MATERIAL SUPPLIED.
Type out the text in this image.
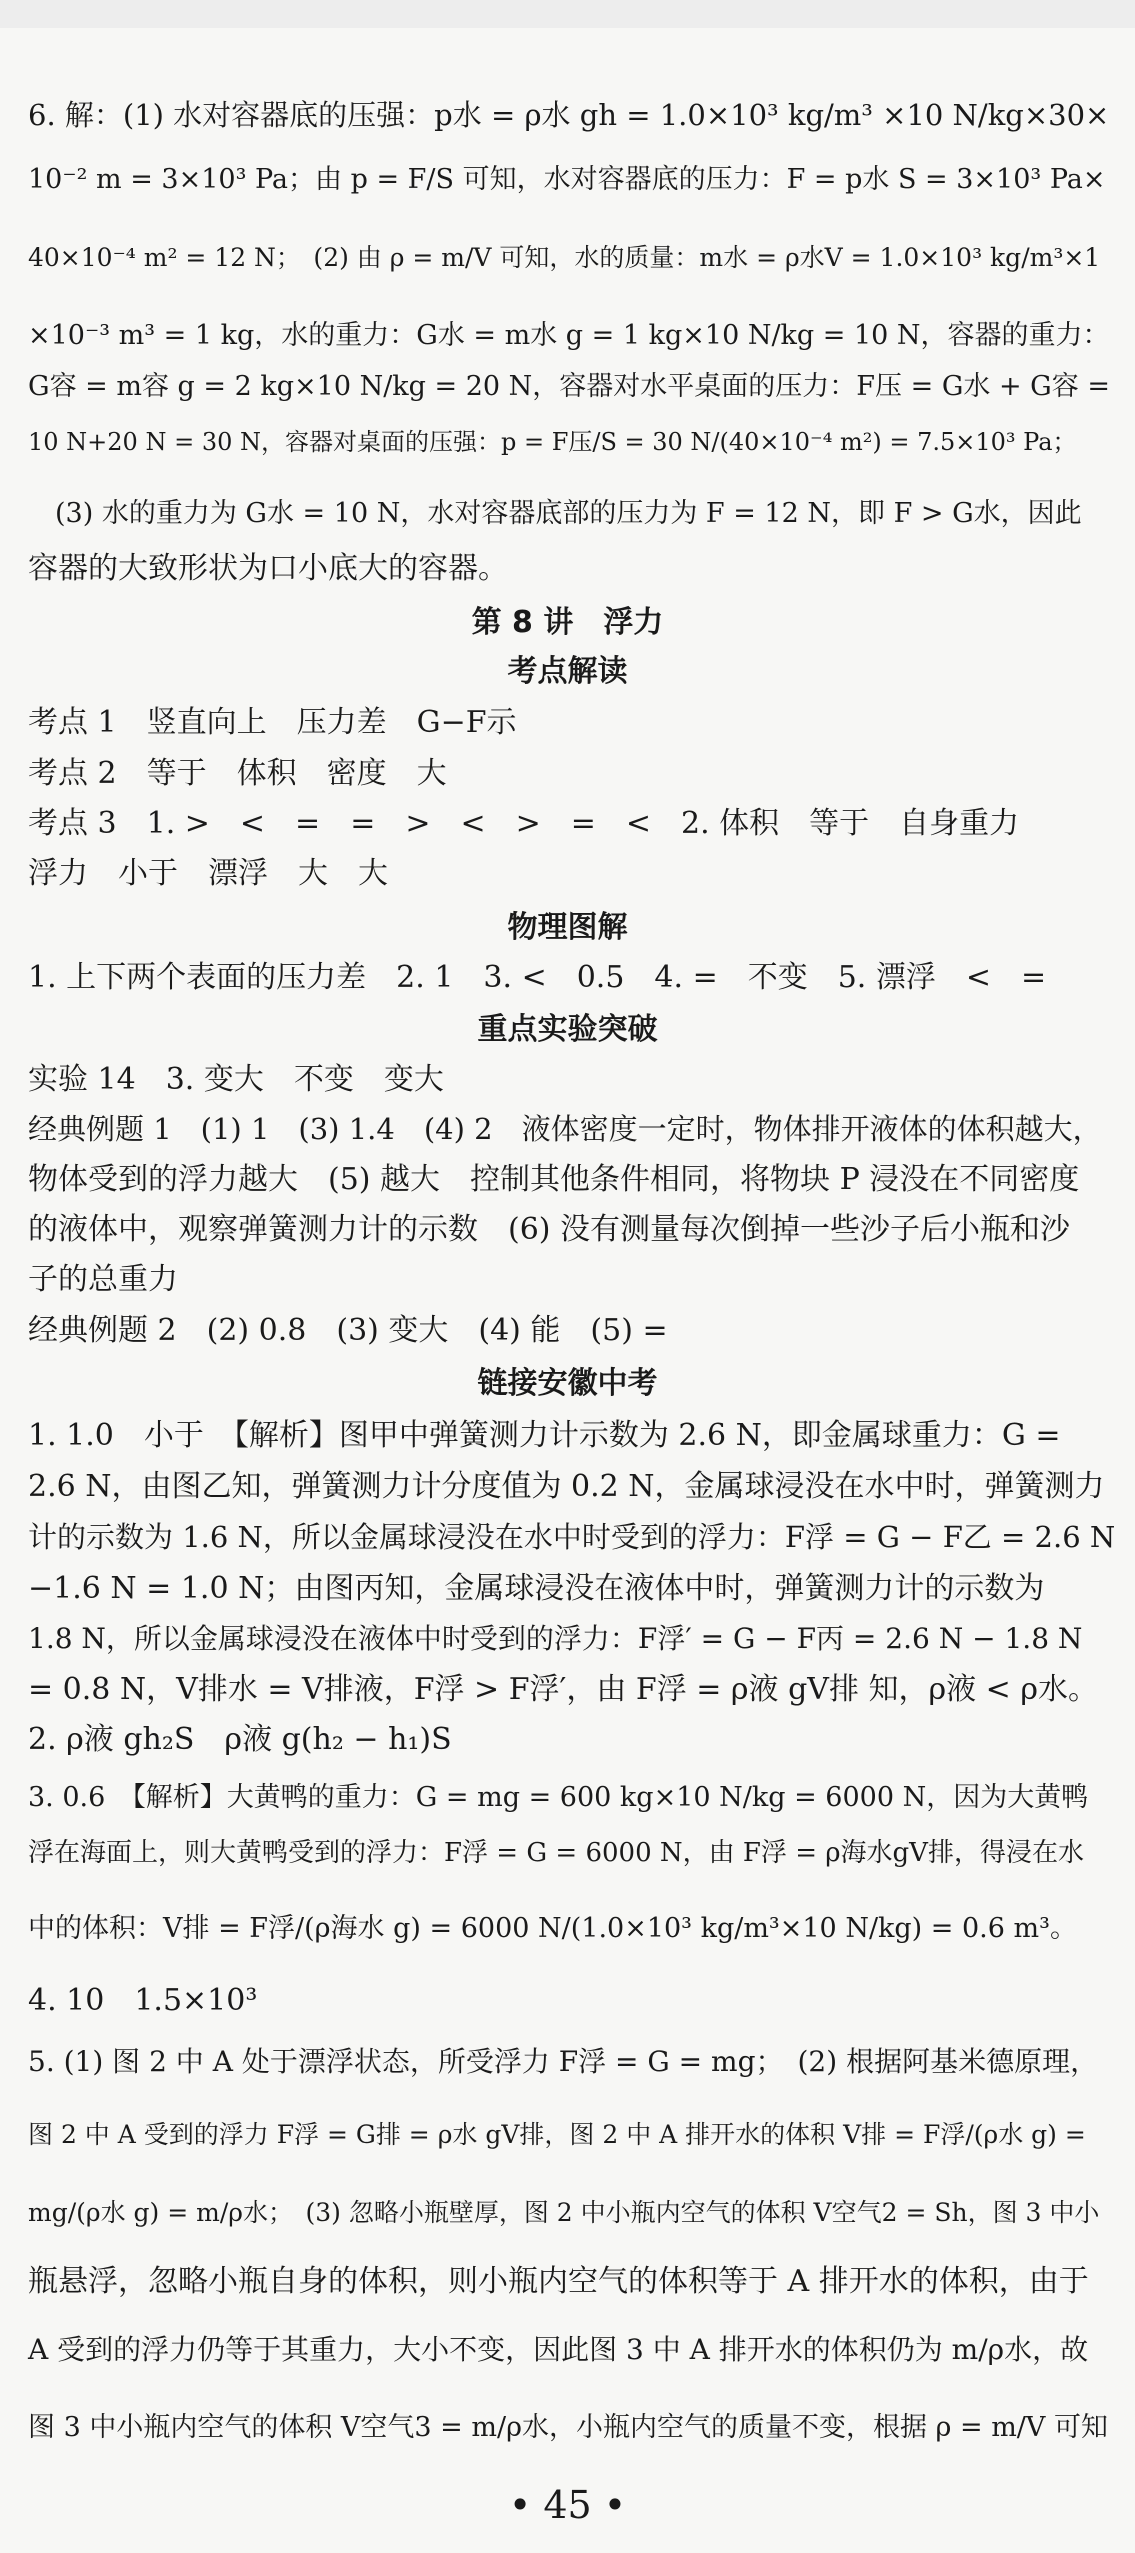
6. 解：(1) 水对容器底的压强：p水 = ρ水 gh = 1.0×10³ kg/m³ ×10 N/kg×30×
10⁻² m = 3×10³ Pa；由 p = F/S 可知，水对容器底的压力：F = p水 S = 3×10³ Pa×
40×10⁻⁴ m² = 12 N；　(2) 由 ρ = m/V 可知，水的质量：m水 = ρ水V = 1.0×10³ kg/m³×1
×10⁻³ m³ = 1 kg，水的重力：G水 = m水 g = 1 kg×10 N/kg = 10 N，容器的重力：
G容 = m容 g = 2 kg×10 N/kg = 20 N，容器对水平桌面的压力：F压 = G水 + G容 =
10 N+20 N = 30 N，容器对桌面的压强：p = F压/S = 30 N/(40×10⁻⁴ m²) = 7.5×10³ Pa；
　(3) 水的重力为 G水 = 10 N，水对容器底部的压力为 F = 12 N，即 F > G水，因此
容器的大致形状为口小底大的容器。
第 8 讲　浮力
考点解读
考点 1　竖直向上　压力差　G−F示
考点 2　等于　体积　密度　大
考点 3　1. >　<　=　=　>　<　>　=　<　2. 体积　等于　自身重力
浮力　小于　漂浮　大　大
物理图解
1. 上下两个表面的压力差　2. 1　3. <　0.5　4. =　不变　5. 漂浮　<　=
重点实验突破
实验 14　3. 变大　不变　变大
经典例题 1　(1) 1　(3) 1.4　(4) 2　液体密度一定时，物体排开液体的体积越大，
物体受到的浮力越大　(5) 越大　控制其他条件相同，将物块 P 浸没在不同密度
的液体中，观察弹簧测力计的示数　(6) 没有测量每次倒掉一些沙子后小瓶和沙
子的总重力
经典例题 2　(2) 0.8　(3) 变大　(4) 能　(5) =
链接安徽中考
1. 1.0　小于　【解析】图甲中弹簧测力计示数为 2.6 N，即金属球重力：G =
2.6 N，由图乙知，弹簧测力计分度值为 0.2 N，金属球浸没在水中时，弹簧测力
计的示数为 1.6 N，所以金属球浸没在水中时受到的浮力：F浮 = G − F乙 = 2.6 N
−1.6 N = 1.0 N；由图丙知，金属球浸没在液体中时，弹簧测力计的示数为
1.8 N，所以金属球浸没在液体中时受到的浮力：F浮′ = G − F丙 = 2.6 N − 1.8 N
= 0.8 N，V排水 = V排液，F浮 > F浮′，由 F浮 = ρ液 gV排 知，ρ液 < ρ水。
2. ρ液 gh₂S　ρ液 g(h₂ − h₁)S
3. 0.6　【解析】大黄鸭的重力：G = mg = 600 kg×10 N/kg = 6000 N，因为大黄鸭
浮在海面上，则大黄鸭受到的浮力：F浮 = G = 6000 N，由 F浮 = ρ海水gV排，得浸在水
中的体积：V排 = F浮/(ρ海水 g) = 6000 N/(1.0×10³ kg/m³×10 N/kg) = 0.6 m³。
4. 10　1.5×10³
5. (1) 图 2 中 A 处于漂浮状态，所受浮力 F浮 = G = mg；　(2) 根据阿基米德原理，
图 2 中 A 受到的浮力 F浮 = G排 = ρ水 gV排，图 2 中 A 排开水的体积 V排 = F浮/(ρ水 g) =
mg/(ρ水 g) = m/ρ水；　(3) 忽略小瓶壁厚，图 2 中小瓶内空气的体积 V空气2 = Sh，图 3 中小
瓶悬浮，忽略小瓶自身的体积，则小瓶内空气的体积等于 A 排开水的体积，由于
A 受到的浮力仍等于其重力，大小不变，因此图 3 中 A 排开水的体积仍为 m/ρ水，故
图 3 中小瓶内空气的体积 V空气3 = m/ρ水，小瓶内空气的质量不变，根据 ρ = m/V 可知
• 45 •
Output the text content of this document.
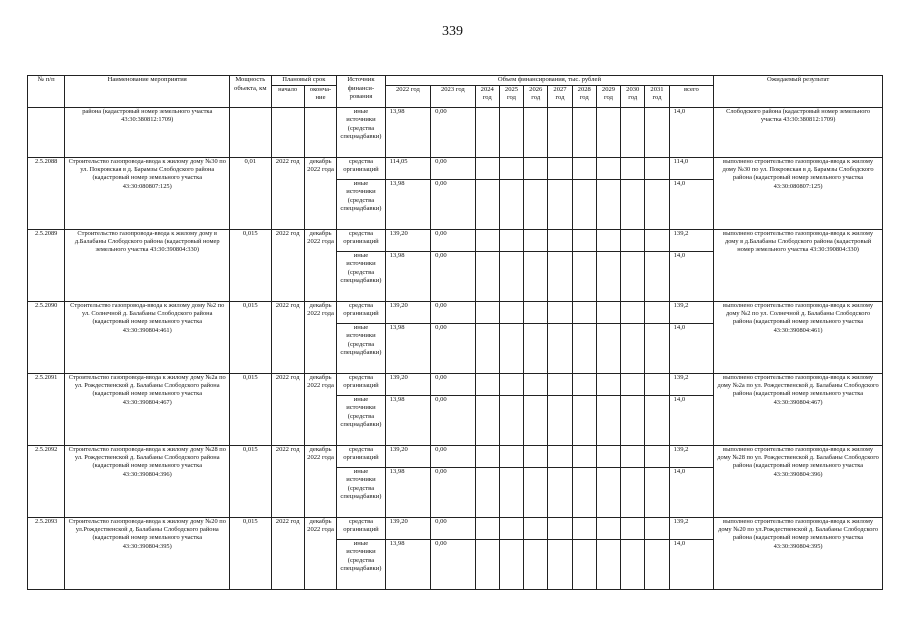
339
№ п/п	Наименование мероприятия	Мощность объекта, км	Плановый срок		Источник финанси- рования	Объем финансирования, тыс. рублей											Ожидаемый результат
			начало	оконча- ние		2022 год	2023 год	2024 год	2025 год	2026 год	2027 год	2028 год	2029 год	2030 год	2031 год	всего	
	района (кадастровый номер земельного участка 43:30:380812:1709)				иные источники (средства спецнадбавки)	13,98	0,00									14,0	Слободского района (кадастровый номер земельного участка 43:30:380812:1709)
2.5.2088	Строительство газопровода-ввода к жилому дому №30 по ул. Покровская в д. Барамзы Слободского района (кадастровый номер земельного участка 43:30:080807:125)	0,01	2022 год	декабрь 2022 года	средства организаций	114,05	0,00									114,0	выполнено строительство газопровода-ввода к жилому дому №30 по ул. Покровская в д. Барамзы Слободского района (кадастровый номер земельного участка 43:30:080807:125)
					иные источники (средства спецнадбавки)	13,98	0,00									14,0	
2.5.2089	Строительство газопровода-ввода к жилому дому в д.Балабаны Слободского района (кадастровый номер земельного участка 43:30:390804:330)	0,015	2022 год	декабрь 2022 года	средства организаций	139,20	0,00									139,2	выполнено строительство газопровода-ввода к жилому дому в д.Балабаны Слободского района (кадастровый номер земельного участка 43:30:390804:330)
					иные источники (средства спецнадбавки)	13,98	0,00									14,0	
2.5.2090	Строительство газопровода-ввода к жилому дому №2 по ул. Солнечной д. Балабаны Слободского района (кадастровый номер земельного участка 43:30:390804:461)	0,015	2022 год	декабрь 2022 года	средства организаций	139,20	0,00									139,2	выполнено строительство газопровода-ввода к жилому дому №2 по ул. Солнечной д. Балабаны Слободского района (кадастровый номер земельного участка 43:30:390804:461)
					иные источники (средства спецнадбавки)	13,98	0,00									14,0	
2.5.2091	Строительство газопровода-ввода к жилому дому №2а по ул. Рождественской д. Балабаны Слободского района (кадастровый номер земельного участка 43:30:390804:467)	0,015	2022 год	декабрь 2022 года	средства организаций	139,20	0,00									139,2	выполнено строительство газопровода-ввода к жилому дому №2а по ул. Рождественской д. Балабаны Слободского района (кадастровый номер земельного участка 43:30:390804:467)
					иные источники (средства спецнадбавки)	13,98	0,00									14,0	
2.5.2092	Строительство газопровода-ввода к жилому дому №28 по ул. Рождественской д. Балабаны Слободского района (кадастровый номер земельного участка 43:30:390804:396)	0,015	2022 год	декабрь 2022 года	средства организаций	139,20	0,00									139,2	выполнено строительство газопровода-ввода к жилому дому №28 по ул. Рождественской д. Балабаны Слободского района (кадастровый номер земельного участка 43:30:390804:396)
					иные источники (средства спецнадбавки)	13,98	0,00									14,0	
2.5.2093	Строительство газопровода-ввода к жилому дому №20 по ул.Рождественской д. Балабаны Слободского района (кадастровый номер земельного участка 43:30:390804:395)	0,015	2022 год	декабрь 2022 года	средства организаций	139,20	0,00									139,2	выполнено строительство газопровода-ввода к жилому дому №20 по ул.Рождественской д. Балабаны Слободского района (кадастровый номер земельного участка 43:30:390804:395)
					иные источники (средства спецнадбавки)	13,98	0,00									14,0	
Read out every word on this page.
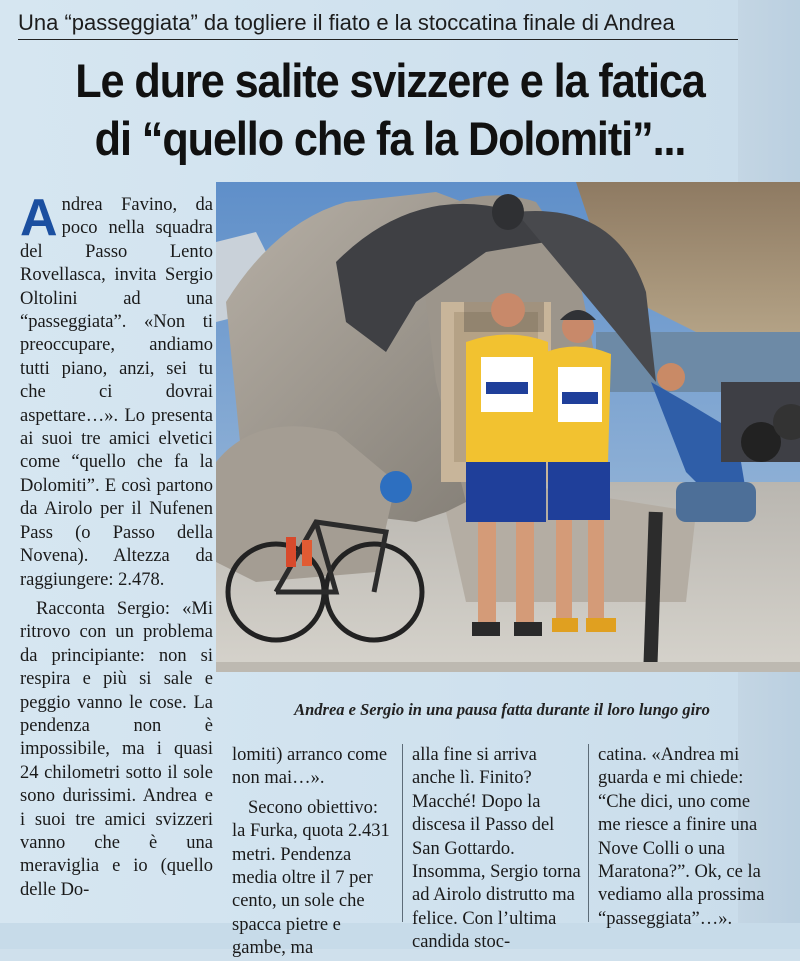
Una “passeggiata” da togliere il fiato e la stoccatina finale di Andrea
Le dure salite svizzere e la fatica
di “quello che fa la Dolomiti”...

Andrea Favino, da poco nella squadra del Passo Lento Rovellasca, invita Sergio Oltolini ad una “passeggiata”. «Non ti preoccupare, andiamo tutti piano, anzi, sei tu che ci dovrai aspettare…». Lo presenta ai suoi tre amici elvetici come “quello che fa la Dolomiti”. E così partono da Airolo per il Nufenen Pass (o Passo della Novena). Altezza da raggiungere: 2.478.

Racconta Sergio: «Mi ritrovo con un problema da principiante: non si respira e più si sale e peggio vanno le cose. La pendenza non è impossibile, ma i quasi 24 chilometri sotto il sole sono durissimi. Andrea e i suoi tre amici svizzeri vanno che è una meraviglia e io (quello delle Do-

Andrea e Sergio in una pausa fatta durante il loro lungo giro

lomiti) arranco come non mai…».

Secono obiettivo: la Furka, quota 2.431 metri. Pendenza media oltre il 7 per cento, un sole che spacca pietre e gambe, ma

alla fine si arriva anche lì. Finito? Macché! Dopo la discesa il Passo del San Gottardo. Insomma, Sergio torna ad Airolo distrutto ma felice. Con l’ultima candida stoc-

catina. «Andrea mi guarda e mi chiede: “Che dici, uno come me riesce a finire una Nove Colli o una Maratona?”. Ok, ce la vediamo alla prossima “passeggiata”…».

JOB. For the entries above, count the lines that contain the string "中小瓶内空气的体积", and state that number without further comment.

SOLUTION. 2